→ **Exercise**: Transcribe the listing verbatim. Do not carry over any pictures.

►

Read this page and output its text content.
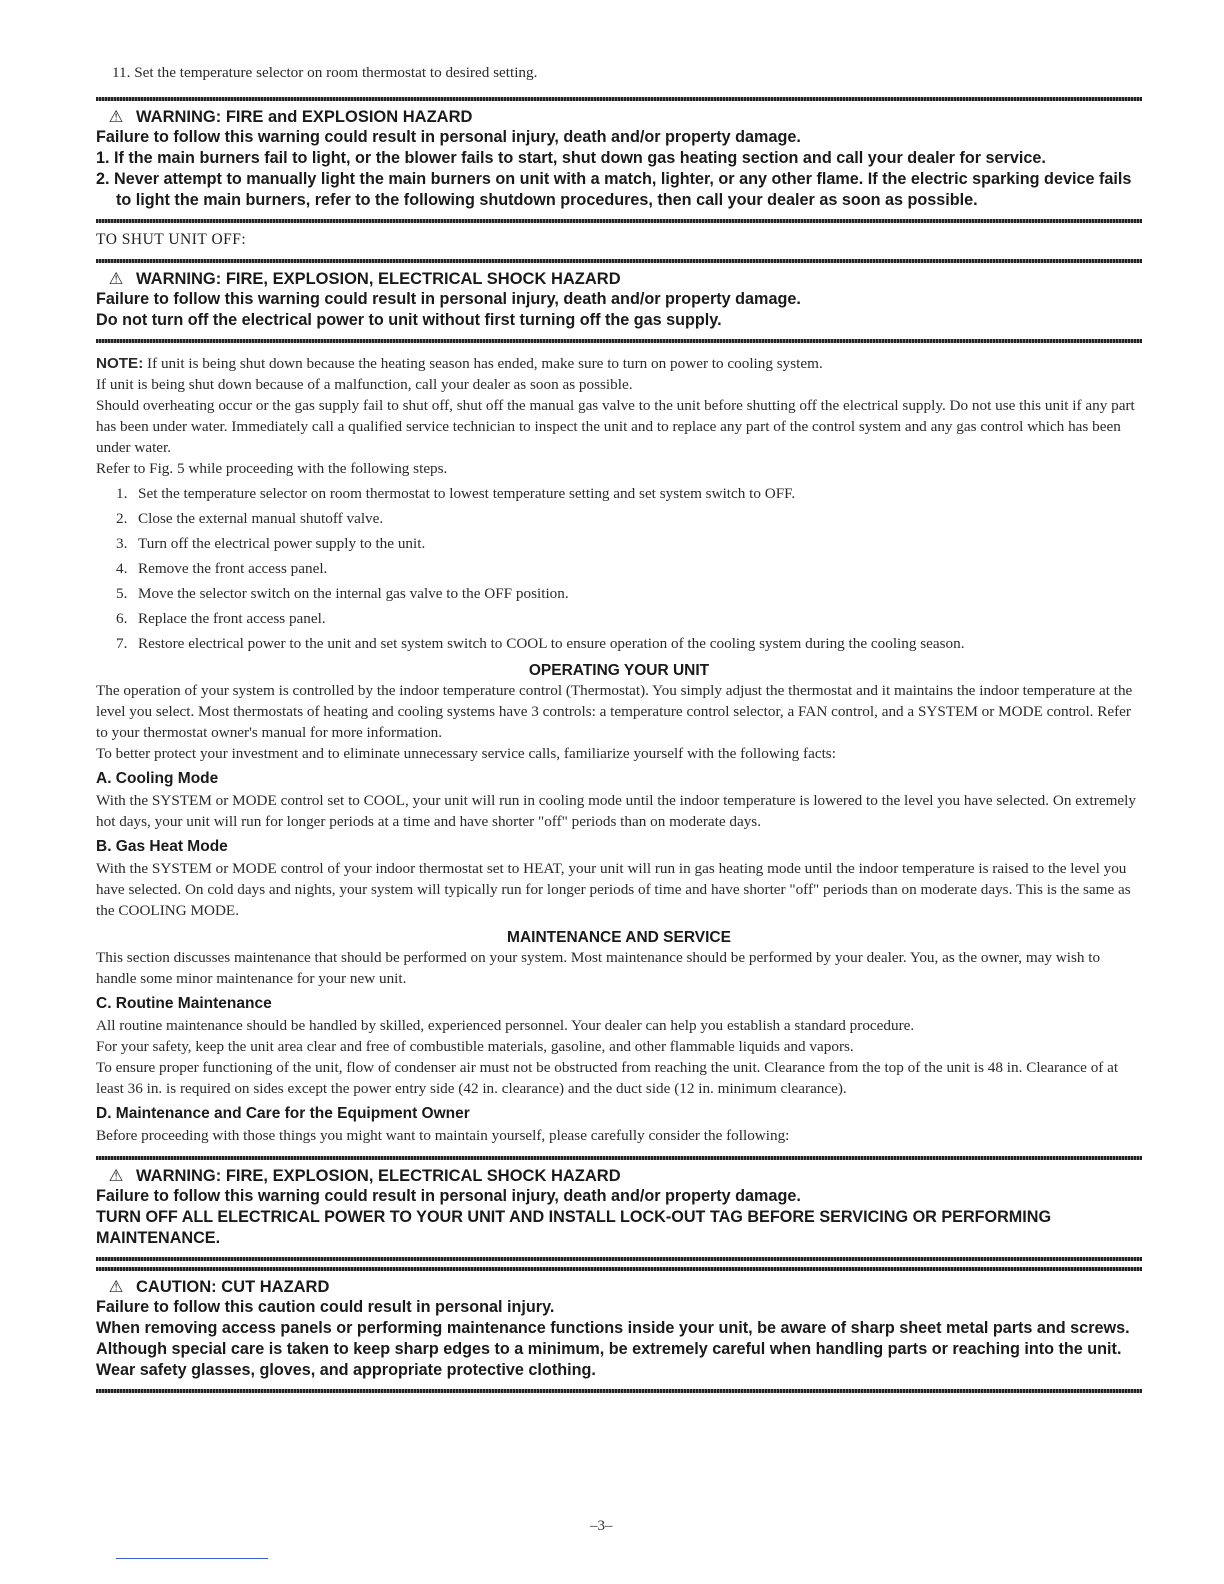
11. Set the temperature selector on room thermostat to desired setting.

⚠ WARNING: FIRE and EXPLOSION HAZARD

Failure to follow this warning could result in personal injury, death and/or property damage.

1. If the main burners fail to light, or the blower fails to start, shut down gas heating section and call your dealer for service.

2. Never attempt to manually light the main burners on unit with a match, lighter, or any other flame. If the electric sparking device fails to light the main burners, refer to the following shutdown procedures, then call your dealer as soon as possible.

TO SHUT UNIT OFF:
⚠ WARNING: FIRE, EXPLOSION, ELECTRICAL SHOCK HAZARD

Failure to follow this warning could result in personal injury, death and/or property damage.

Do not turn off the electrical power to unit without first turning off the gas supply.

NOTE: If unit is being shut down because the heating season has ended, make sure to turn on power to cooling system.

If unit is being shut down because of a malfunction, call your dealer as soon as possible.

Should overheating occur or the gas supply fail to shut off, shut off the manual gas valve to the unit before shutting off the electrical supply. Do not use this unit if any part has been under water. Immediately call a qualified service technician to inspect the unit and to replace any part of the control system and any gas control which has been under water.

Refer to Fig. 5 while proceeding with the following steps.

1. Set the temperature selector on room thermostat to lowest temperature setting and set system switch to OFF.

2. Close the external manual shutoff valve.

3. Turn off the electrical power supply to the unit.

4. Remove the front access panel.

5. Move the selector switch on the internal gas valve to the OFF position.

6. Replace the front access panel.

7. Restore electrical power to the unit and set system switch to COOL to ensure operation of the cooling system during the cooling season.

OPERATING YOUR UNIT

The operation of your system is controlled by the indoor temperature control (Thermostat). You simply adjust the thermostat and it maintains the indoor temperature at the level you select. Most thermostats of heating and cooling systems have 3 controls: a temperature control selector, a FAN control, and a SYSTEM or MODE control. Refer to your thermostat owner's manual for more information.

To better protect your investment and to eliminate unnecessary service calls, familiarize yourself with the following facts:

A. Cooling Mode

With the SYSTEM or MODE control set to COOL, your unit will run in cooling mode until the indoor temperature is lowered to the level you have selected. On extremely hot days, your unit will run for longer periods at a time and have shorter "off" periods than on moderate days.

B. Gas Heat Mode

With the SYSTEM or MODE control of your indoor thermostat set to HEAT, your unit will run in gas heating mode until the indoor temperature is raised to the level you have selected. On cold days and nights, your system will typically run for longer periods of time and have shorter "off" periods than on moderate days. This is the same as the COOLING MODE.

MAINTENANCE AND SERVICE

This section discusses maintenance that should be performed on your system. Most maintenance should be performed by your dealer. You, as the owner, may wish to handle some minor maintenance for your new unit.

C. Routine Maintenance

All routine maintenance should be handled by skilled, experienced personnel. Your dealer can help you establish a standard procedure.

For your safety, keep the unit area clear and free of combustible materials, gasoline, and other flammable liquids and vapors.

To ensure proper functioning of the unit, flow of condenser air must not be obstructed from reaching the unit. Clearance from the top of the unit is 48 in. Clearance of at least 36 in. is required on sides except the power entry side (42 in. clearance) and the duct side (12 in. minimum clearance).

D. Maintenance and Care for the Equipment Owner

Before proceeding with those things you might want to maintain yourself, please carefully consider the following:

⚠ WARNING: FIRE, EXPLOSION, ELECTRICAL SHOCK HAZARD

Failure to follow this warning could result in personal injury, death and/or property damage.

TURN OFF ALL ELECTRICAL POWER TO YOUR UNIT AND INSTALL LOCK-OUT TAG BEFORE SERVICING OR PERFORMING MAINTENANCE.

⚠ CAUTION: CUT HAZARD

Failure to follow this caution could result in personal injury.

When removing access panels or performing maintenance functions inside your unit, be aware of sharp sheet metal parts and screws. Although special care is taken to keep sharp edges to a minimum, be extremely careful when handling parts or reaching into the unit. Wear safety glasses, gloves, and appropriate protective clothing.

–3–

◄

→ **Response below**:
Read this page and output its text content.
11. Set the temperature selector on room thermostat to desired setting.

⚠ WARNING: FIRE and EXPLOSION HAZARD

Failure to follow this warning could result in personal injury, death and/or property damage.

1. If the main burners fail to light, or the blower fails to start, shut down gas heating section and call your dealer for service.

2. Never attempt to manually light the main burners on unit with a match, lighter, or any other flame. If the electric sparking device fails to light the main burners, refer to the following shutdown procedures, then call your dealer as soon as possible.

TO SHUT UNIT OFF:
⚠ WARNING: FIRE, EXPLOSION, ELECTRICAL SHOCK HAZARD

Failure to follow this warning could result in personal injury, death and/or property damage.

Do not turn off the electrical power to unit without first turning off the gas supply.

NOTE: If unit is being shut down because the heating season has ended, make sure to turn on power to cooling system.

If unit is being shut down because of a malfunction, call your dealer as soon as possible.

Should overheating occur or the gas supply fail to shut off, shut off the manual gas valve to the unit before shutting off the electrical supply. Do not use this unit if any part has been under water. Immediately call a qualified service technician to inspect the unit and to replace any part of the control system and any gas control which has been under water.

Refer to Fig. 5 while proceeding with the following steps.

1. Set the temperature selector on room thermostat to lowest temperature setting and set system switch to OFF.

2. Close the external manual shutoff valve.

3. Turn off the electrical power supply to the unit.

4. Remove the front access panel.

5. Move the selector switch on the internal gas valve to the OFF position.

6. Replace the front access panel.

7. Restore electrical power to the unit and set system switch to COOL to ensure operation of the cooling system during the cooling season.

OPERATING YOUR UNIT

The operation of your system is controlled by the indoor temperature control (Thermostat). You simply adjust the thermostat and it maintains the indoor temperature at the level you select. Most thermostats of heating and cooling systems have 3 controls: a temperature control selector, a FAN control, and a SYSTEM or MODE control. Refer to your thermostat owner's manual for more information.

To better protect your investment and to eliminate unnecessary service calls, familiarize yourself with the following facts:

A. Cooling Mode

With the SYSTEM or MODE control set to COOL, your unit will run in cooling mode until the indoor temperature is lowered to the level you have selected. On extremely hot days, your unit will run for longer periods at a time and have shorter "off" periods than on moderate days.

B. Gas Heat Mode

With the SYSTEM or MODE control of your indoor thermostat set to HEAT, your unit will run in gas heating mode until the indoor temperature is raised to the level you have selected. On cold days and nights, your system will typically run for longer periods of time and have shorter "off" periods than on moderate days. This is the same as the COOLING MODE.

MAINTENANCE AND SERVICE

This section discusses maintenance that should be performed on your system. Most maintenance should be performed by your dealer. You, as the owner, may wish to handle some minor maintenance for your new unit.

C. Routine Maintenance

All routine maintenance should be handled by skilled, experienced personnel. Your dealer can help you establish a standard procedure.

For your safety, keep the unit area clear and free of combustible materials, gasoline, and other flammable liquids and vapors.

To ensure proper functioning of the unit, flow of condenser air must not be obstructed from reaching the unit. Clearance from the top of the unit is 48 in. Clearance of at least 36 in. is required on sides except the power entry side (42 in. clearance) and the duct side (12 in. minimum clearance).

D. Maintenance and Care for the Equipment Owner

Before proceeding with those things you might want to maintain yourself, please carefully consider the following:

⚠ WARNING: FIRE, EXPLOSION, ELECTRICAL SHOCK HAZARD

Failure to follow this warning could result in personal injury, death and/or property damage.

TURN OFF ALL ELECTRICAL POWER TO YOUR UNIT AND INSTALL LOCK-OUT TAG BEFORE SERVICING OR PERFORMING MAINTENANCE.

⚠ CAUTION: CUT HAZARD

Failure to follow this caution could result in personal injury.

When removing access panels or performing maintenance functions inside your unit, be aware of sharp sheet metal parts and screws. Although special care is taken to keep sharp edges to a minimum, be extremely careful when handling parts or reaching into the unit. Wear safety glasses, gloves, and appropriate protective clothing.

–3–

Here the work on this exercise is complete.